■ OBJECTIVE
Reproduce all records verbatim.

■ Records from a collection
::::::::
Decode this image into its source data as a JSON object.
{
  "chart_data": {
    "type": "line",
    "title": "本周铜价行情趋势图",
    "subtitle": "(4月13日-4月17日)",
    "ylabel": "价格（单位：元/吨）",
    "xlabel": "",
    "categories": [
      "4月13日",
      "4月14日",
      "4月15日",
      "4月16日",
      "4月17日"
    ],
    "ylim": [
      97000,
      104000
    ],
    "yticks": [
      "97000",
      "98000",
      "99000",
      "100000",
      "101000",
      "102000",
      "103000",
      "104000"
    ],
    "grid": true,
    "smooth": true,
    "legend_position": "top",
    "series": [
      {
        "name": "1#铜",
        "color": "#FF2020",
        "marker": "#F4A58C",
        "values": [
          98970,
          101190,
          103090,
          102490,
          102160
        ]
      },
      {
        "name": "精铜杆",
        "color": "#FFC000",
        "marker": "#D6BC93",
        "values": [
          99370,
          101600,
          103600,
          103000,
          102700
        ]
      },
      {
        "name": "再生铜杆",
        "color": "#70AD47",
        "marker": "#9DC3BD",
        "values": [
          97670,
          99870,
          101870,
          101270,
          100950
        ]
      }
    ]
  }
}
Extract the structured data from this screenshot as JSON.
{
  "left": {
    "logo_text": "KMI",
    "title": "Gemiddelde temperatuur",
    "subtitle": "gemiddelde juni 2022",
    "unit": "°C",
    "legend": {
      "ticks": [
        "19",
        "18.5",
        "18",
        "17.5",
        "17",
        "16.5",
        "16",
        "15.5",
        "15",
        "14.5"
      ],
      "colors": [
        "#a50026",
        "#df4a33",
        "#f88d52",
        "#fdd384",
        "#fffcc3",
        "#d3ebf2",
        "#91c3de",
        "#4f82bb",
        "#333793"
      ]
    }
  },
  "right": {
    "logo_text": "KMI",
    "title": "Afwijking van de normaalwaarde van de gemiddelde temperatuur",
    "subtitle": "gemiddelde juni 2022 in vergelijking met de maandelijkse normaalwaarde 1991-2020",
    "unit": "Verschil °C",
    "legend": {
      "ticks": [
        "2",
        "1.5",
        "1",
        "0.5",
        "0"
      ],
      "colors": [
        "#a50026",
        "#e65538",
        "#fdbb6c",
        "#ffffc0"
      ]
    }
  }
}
::::::::
■ SOLVED PROBLEM
Decode this image into its source data as a JSON object.
{
  "chart_data": {
    "type": "line",
    "title": "本周铜价行情趋势图",
    "subtitle": "(4月13日-4月17日)",
    "ylabel": "价格（单位：元/吨）",
    "xlabel": "",
    "categories": [
      "4月13日",
      "4月14日",
      "4月15日",
      "4月16日",
      "4月17日"
    ],
    "ylim": [
      97000,
      104000
    ],
    "yticks": [
      "97000",
      "98000",
      "99000",
      "100000",
      "101000",
      "102000",
      "103000",
      "104000"
    ],
    "grid": true,
    "smooth": true,
    "legend_position": "top",
    "series": [
      {
        "name": "1#铜",
        "color": "#FF2020",
        "marker": "#F4A58C",
        "values": [
          98970,
          101190,
          103090,
          102490,
          102160
        ]
      },
      {
        "name": "精铜杆",
        "color": "#FFC000",
        "marker": "#D6BC93",
        "values": [
          99370,
          101600,
          103600,
          103000,
          102700
        ]
      },
      {
        "name": "再生铜杆",
        "color": "#70AD47",
        "marker": "#9DC3BD",
        "values": [
          97670,
          99870,
          101870,
          101270,
          100950
        ]
      }
    ]
  }
}
Extract the structured data from this screenshot as JSON.
{
  "left": {
    "logo_text": "KMI",
    "title": "Gemiddelde temperatuur",
    "subtitle": "gemiddelde juni 2022",
    "unit": "°C",
    "legend": {
      "ticks": [
        "19",
        "18.5",
        "18",
        "17.5",
        "17",
        "16.5",
        "16",
        "15.5",
        "15",
        "14.5"
      ],
      "colors": [
        "#a50026",
        "#df4a33",
        "#f88d52",
        "#fdd384",
        "#fffcc3",
        "#d3ebf2",
        "#91c3de",
        "#4f82bb",
        "#333793"
      ]
    }
  },
  "right": {
    "logo_text": "KMI",
    "title": "Afwijking van de normaalwaarde van de gemiddelde temperatuur",
    "subtitle": "gemiddelde juni 2022 in vergelijking met de maandelijkse normaalwaarde 1991-2020",
    "unit": "Verschil °C",
    "legend": {
      "ticks": [
        "2",
        "1.5",
        "1",
        "0.5",
        "0"
      ],
      "colors": [
        "#a50026",
        "#e65538",
        "#fdbb6c",
        "#ffffc0"
      ]
    }
  }
}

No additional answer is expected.